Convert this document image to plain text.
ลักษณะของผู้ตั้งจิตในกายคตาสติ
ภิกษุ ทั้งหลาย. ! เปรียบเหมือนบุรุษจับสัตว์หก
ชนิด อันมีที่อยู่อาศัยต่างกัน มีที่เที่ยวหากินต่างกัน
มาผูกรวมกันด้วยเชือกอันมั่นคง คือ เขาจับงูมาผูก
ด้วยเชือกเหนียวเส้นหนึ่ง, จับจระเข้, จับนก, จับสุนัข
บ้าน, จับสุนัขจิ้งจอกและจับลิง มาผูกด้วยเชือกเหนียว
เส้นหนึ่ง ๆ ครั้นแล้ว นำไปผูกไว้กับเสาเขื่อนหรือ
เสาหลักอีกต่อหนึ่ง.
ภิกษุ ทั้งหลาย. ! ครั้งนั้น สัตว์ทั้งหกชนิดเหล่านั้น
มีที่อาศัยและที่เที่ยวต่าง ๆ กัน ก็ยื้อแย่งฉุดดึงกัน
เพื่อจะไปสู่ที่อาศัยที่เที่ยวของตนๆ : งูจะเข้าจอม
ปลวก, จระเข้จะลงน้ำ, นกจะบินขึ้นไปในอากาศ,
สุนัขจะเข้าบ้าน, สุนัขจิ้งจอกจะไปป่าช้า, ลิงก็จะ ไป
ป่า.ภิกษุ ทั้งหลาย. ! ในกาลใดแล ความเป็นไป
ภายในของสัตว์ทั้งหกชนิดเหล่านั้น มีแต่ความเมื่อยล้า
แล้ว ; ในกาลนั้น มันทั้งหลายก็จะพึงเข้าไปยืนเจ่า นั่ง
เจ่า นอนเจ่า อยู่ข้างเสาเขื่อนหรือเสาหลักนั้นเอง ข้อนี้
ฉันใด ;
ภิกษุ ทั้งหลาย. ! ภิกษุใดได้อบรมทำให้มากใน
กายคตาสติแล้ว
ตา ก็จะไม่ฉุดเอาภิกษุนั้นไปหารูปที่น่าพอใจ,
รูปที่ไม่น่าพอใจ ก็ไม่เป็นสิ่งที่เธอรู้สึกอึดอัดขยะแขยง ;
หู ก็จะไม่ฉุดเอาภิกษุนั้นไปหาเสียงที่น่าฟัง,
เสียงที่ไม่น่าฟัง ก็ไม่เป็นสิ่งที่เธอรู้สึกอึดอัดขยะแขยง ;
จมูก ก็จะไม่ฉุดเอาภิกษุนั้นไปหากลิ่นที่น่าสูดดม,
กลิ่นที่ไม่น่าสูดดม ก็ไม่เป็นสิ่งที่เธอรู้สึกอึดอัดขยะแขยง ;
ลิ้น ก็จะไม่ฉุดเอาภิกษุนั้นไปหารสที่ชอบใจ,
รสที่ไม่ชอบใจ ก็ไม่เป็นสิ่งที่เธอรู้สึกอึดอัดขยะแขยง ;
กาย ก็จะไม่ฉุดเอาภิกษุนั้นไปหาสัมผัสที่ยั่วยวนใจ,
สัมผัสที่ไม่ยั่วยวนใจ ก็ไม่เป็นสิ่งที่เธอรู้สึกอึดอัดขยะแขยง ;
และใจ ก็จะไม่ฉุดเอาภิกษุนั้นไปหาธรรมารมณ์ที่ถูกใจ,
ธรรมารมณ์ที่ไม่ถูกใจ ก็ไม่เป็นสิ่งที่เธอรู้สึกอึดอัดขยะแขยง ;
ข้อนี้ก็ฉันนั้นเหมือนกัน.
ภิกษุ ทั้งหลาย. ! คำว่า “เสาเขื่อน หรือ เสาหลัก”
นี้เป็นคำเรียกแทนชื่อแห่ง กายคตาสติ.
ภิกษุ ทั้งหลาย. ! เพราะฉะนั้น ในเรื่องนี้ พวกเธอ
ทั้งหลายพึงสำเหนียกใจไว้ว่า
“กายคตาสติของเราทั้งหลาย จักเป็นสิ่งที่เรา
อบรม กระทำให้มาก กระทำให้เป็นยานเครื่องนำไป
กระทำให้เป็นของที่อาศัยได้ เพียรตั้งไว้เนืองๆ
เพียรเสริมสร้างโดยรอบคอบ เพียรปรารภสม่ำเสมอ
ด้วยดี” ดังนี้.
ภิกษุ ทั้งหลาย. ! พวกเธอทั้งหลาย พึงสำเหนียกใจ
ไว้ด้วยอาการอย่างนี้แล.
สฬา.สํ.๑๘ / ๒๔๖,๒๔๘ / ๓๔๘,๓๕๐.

> [What the exercise asks] Gather every line from the entries above where the word "วยเช" appears, and copy them.

> [Correct response]
มาผูกรวมกันด้วยเชือกอันมั่นคง คือ เขาจับงูมาผูก
ด้วยเชือกเหนียวเส้นหนึ่ง, จับจระเข้, จับนก, จับสุนัข
บ้าน, จับสุนัขจิ้งจอกและจับลิง มาผูกด้วยเชือกเหนียว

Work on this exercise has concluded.